- _Testo di studio_
È una sentenza scottante, che brucia. Eccome. La sezione penale del Tribunale di Palermo, presieduta da Bruno Fasciana, ha condannato a 10 anni di carcere un presunto piromane. L’imputato è Francesco Ficano, 29 anni. Gli sono contestati i reati di disastro ambientale e incendio boschivo dolosi. Il 24 luglio 2023 avrebbe appiccato le fiamme nella riserva di Capo Gallo. I danni furono enormi: 650 ettari di vegetazione in fumo, diossina, case distrutte, abitanti in fuga durante la notte. I Carabinieri lo arrestarono, incastrato dalle telecamere di videosorveglianza, ritenendolo colpevole di uno degli incendi più gravi e distruttivi che la storia recente ricordi.

Nella storia giudiziaria di Francesco Ficano vi è, peraltro, un patteggiamento di condanna nel 2017, quindi un’ammissione di responsabilità, per danneggiamento a seguito di incendio, violenza privata e reati in materia di armi ed esplosivi. Nel dettaglio: lanciò bottiglie molotov contro un immobile occupato abusivamente a Mondello. Ancora in riferimento all’incendio di Capo Gallo, lui scrisse a un amico: “Per sbaglio ho buttato la sigaretta e con il caldo ha preso fuoco tutta la montagna”. Invece, come ha ricostruito il pubblico ministero Eugenio Faletra nel corso della requisitoria, avvalendosi anche dei video, Ficano è uscito da casa con una bottiglia di liquido infiammabile nascosta dentro un sacchetto di plastica. In alcune intercettazioni, Ficano si esprime così: “Sono stato io. Non è stata una volontà, io non ho mai usato né accelerante, né benzina, né nulla”.

- _Compito 1_
Elenca i danni causati dall'incendio nella riserva di Capo Gallo riportati nel testo di studio.
- _Compito 2_
Secondo il testo di studio, a quanti anni di carcere è stato condannato Francesco Ficano?

- _Dati forniti_
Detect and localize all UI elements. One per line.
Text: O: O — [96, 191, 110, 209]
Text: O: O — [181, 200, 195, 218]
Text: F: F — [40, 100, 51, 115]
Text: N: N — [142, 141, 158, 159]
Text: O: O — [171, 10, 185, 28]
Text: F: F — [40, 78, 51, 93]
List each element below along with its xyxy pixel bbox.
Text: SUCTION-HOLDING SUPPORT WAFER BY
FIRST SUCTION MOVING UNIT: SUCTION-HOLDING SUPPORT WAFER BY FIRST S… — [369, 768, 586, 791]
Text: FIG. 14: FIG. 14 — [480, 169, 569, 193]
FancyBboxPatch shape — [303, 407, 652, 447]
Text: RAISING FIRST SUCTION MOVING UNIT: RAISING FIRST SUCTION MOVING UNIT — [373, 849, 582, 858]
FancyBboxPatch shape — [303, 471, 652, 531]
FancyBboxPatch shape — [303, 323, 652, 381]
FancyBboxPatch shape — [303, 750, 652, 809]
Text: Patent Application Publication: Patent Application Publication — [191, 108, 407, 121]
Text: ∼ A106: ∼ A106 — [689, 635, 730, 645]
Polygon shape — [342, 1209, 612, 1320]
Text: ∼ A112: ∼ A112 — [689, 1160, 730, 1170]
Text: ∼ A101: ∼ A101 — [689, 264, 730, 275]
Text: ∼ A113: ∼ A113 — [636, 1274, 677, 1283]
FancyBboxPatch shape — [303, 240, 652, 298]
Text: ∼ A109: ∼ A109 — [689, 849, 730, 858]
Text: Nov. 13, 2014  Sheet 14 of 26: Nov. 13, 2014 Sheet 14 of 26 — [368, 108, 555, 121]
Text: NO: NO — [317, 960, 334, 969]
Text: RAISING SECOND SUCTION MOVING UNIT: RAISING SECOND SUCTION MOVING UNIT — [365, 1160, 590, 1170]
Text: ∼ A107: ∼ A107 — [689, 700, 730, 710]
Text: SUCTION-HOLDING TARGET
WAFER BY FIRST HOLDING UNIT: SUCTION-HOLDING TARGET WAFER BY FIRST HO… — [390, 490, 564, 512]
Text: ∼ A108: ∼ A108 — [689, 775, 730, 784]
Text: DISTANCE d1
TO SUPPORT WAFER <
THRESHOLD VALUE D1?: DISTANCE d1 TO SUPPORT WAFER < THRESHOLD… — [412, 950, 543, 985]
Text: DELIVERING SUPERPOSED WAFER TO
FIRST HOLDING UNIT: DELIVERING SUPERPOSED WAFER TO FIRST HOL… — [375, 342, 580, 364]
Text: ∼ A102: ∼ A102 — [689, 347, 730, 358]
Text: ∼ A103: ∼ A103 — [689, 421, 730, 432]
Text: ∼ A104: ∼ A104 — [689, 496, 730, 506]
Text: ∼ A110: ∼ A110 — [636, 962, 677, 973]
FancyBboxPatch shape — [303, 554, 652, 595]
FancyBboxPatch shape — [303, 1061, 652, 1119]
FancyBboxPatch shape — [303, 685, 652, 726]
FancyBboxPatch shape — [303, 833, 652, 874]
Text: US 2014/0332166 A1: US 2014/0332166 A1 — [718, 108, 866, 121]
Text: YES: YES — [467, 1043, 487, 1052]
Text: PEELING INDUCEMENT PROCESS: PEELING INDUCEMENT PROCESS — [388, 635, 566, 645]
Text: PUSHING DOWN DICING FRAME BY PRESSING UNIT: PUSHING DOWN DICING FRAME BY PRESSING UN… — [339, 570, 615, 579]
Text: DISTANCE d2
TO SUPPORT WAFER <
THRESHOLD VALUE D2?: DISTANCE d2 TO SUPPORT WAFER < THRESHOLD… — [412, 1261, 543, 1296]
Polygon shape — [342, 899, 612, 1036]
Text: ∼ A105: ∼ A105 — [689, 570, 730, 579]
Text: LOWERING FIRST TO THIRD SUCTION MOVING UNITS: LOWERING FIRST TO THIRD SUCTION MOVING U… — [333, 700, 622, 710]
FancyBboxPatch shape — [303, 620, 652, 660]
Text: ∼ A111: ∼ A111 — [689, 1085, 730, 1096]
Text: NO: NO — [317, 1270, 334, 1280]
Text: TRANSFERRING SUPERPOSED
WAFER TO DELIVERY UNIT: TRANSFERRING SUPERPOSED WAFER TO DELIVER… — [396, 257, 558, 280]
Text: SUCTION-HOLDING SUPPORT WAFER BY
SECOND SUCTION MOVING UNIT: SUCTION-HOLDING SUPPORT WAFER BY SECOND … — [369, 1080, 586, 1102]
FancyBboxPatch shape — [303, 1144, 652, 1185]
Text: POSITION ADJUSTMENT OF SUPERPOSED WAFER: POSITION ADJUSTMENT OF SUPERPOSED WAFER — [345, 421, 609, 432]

- _Soluzione 1_
650 ettari di vegetazione in fumo, diossina, case distrutte, abitanti in fuga durante la notte.

- _Soluzione 2_
A 10 anni di carcere.